__Extracted data entries__:
>> Start

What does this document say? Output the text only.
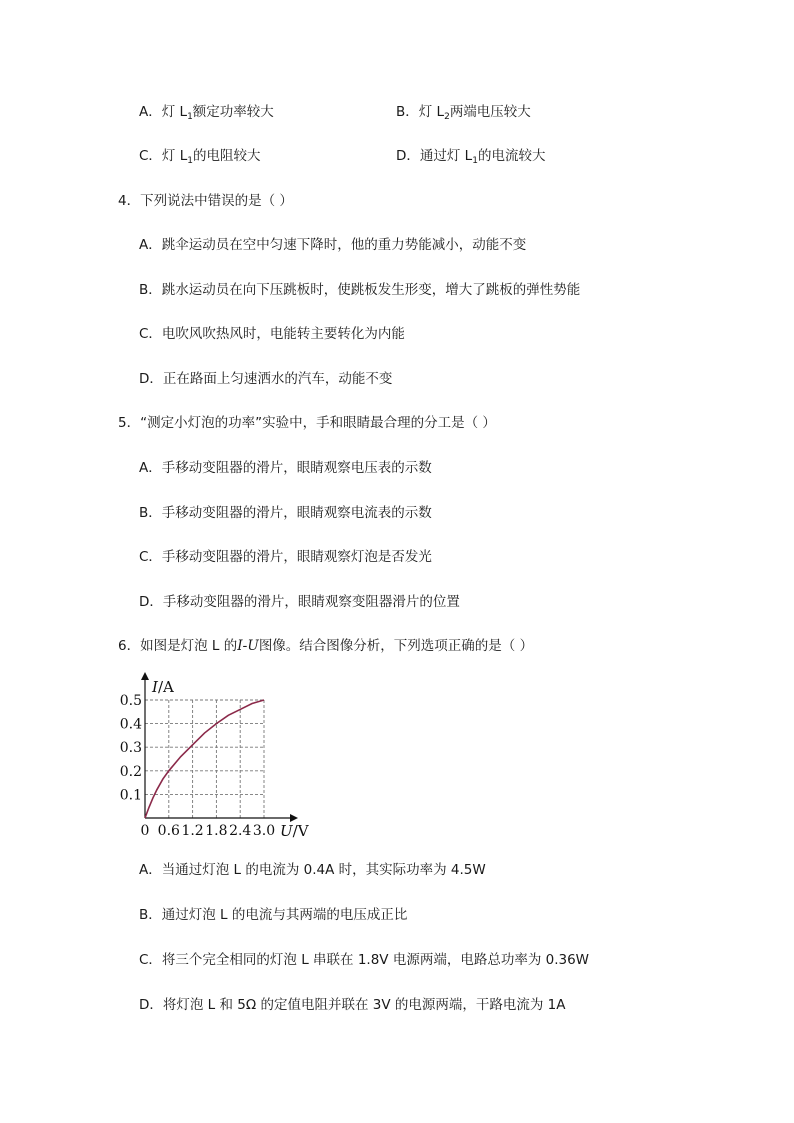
A．灯 $L_1$额定功率较大	B．灯 $L_2$两端电压较大
C．灯 $L_1$的电阻较大	D．通过灯 $L_1$的电流较大
4．下列说法中错误的是（ ）
A．跳伞运动员在空中匀速下降时，他的重力势能减小，动能不变
B．跳水运动员在向下压跳板时，使跳板发生形变，增大了跳板的弹性势能
C．电吹风吹热风时，电能转主要转化为内能
D．正在路面上匀速洒水的汽车，动能不变
5．“测定小灯泡的功率”实验中，手和眼睛最合理的分工是（ ）
A．手移动变阻器的滑片，眼睛观察电压表的示数
B．手移动变阻器的滑片，眼睛观察电流表的示数
C．手移动变阻器的滑片，眼睛观察灯泡是否发光
D．手移动变阻器的滑片，眼睛观察变阻器滑片的位置
6．如图是灯泡 L 的I-U图像。结合图像分析，下列选项正确的是（ ）
0.6 1.2 1.8 2.4 3.0
0.1
0.2
0.3
0.4
0.5
I/A
U/V
0
A．当通过灯泡 L 的电流为 0.4A 时，其实际功率为 4.5W
B．通过灯泡 L 的电流与其两端的电压成正比
C．将三个完全相同的灯泡 L 串联在 1.8V 电源两端，电路总功率为 0.36W
D．将灯泡 L 和 5Ω 的定值电阻并联在 3V 的电源两端，干路电流为 1A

>> End

Leave images out of the retyped records; keep all else exact.

What does this document say? Output the text only.
A．灯 $L_1$额定功率较大	B．灯 $L_2$两端电压较大
C．灯 $L_1$的电阻较大	D．通过灯 $L_1$的电流较大
4．下列说法中错误的是（ ）
A．跳伞运动员在空中匀速下降时，他的重力势能减小，动能不变
B．跳水运动员在向下压跳板时，使跳板发生形变，增大了跳板的弹性势能
C．电吹风吹热风时，电能转主要转化为内能
D．正在路面上匀速洒水的汽车，动能不变
5．“测定小灯泡的功率”实验中，手和眼睛最合理的分工是（ ）
A．手移动变阻器的滑片，眼睛观察电压表的示数
B．手移动变阻器的滑片，眼睛观察电流表的示数
C．手移动变阻器的滑片，眼睛观察灯泡是否发光
D．手移动变阻器的滑片，眼睛观察变阻器滑片的位置
6．如图是灯泡 L 的I-U图像。结合图像分析，下列选项正确的是（ ）
0.6 1.2 1.8 2.4 3.0
0.1
0.2
0.3
0.4
0.5
I/A
U/V
0
A．当通过灯泡 L 的电流为 0.4A 时，其实际功率为 4.5W
B．通过灯泡 L 的电流与其两端的电压成正比
C．将三个完全相同的灯泡 L 串联在 1.8V 电源两端，电路总功率为 0.36W
D．将灯泡 L 和 5Ω 的定值电阻并联在 3V 的电源两端，干路电流为 1A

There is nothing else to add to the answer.